• PAGE EXTRACT:
-=-=-=-=-

[Coco] CoCo 2 16k.. Upgrade or no?
William Astle
lost at l-w.ca
Wed Mar 14 17:44:02 EDT 2012
On 12-03-14 03:01 PM, Arthur Flexser wrote:
> Thanks for the additional details.
>
> Actually, those 1 or 2 extra bytes at the top of memory (in a CoCo 3
> and a CoCo 1/2, respectively) aren't wasted, but are necessary for the
> "&H" function to work properly. (The fact that the CoCo 3 typically
> runs in all-RAM mode allowed one extra byte to be reclaimed.) If I'm
> recalling correctly: if you go to ROM mode from a cold start in a
> CoCo 3 (POKE&HFFDE,0) and then try, say, PRINT&H5, you'll get a
> result of 94! (The same should occur if, on a 32/64K
> CoCo 1/2, you type CLEAR 200,&H7FFF (moving the top of string space
> up one byte) and then try PRINT&H5.)

-=-=-=-=-

[Boxed element entries]

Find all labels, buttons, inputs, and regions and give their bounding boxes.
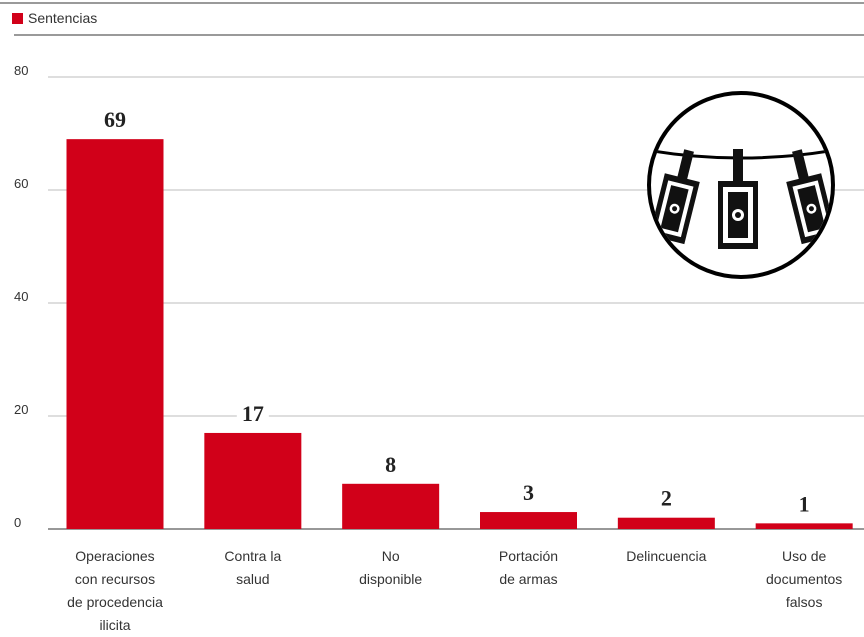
- bar: [66, 139, 164, 529]
- bar: [342, 483, 440, 529]
- value-label-background: [793, 493, 815, 515]
- y-tick-label: 0: [14, 515, 21, 530]
- bar: [617, 517, 715, 529]
- value-labels: 69 17 8 3 2 1: [99, 107, 815, 516]
- y-tick-label: 20: [14, 402, 28, 417]
- bars: [66, 139, 853, 529]
- bar: [480, 512, 577, 529]
- money-laundering-clothesline-icon: [647, 91, 835, 279]
- y-tick-label: 40: [14, 289, 28, 304]
- x-tick-label: Contra la salud: [224, 548, 281, 587]
- value-label: 8: [385, 452, 396, 477]
- value-label-background: [518, 482, 539, 504]
- value-label-background: [236, 402, 269, 424]
- y-tick-label: 60: [14, 176, 28, 191]
- x-tick-label: No disponible: [359, 548, 422, 587]
- legend-label: Sentencias: [28, 10, 98, 26]
- x-tick-label: Delincuencia: [626, 548, 706, 564]
- x-tick-label: Uso de documentos falsos: [766, 548, 842, 610]
- x-axis-labels: Operaciones con recursos de procedencia ili…: [67, 548, 842, 633]
- legend-swatch: [12, 12, 23, 24]
- value-label-background: [380, 453, 402, 475]
- value-label: 3: [523, 480, 534, 505]
- y-tick-label: 80: [14, 63, 28, 78]
- legend: Sentencias: [12, 9, 97, 27]
- value-label-background: [655, 487, 677, 509]
- y-axis: 0 20 40 60 80: [14, 63, 28, 530]
- value-label: 1: [799, 491, 810, 516]
- value-label: 2: [661, 486, 672, 511]
- x-tick-label: Portación de armas: [499, 548, 558, 587]
- bar: [755, 523, 853, 529]
- value-label-background: [99, 109, 131, 131]
- legend-rule: [14, 34, 864, 36]
- bar: [204, 432, 302, 529]
- x-tick-label: Operaciones con recursos de procedencia ili…: [67, 548, 163, 633]
- top-rule: [0, 2, 864, 4]
- value-label: 69: [104, 107, 126, 132]
- value-label: 17: [242, 401, 264, 426]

-=-=-=-=-

Pick up the mailing-list post about upgrading a 16K CoCo 2 right after its last line and write the next part.

• THE ANSWER:
>
> 94 is the value of&H5E, because the ascii "E" at $8000 (part of the
> 'EX' that begins the Extended Basic ROM) gets erroneously included
> with the 5 when&H5 is evaluated. That's due to the fact that the
> function attempts to use an extra byte at the top of the string area
> as scratch storage but the byte at $8000 can't be changed because it
> is ROM.
A review of the &H (and &O) parsing code in the Extended Basic ROM shows
absolutely no access to high memory. If uses one of the floating point
accumulators in the direct page to do all its scratch work. The usual
"fetch next character" routine at $9F is used to fetch input characters.
Thus there is no possible way the "E" at $8000 can possibly be included
in the conversion result when parsing a line.
That said, the VAL() function does monkey with the byte following the
last byte of a string so if the string happens to be at the top of
string space and does not contain a NUL byte, and the top of string
space just happens to be $7FFF, it means you end up running into the "E"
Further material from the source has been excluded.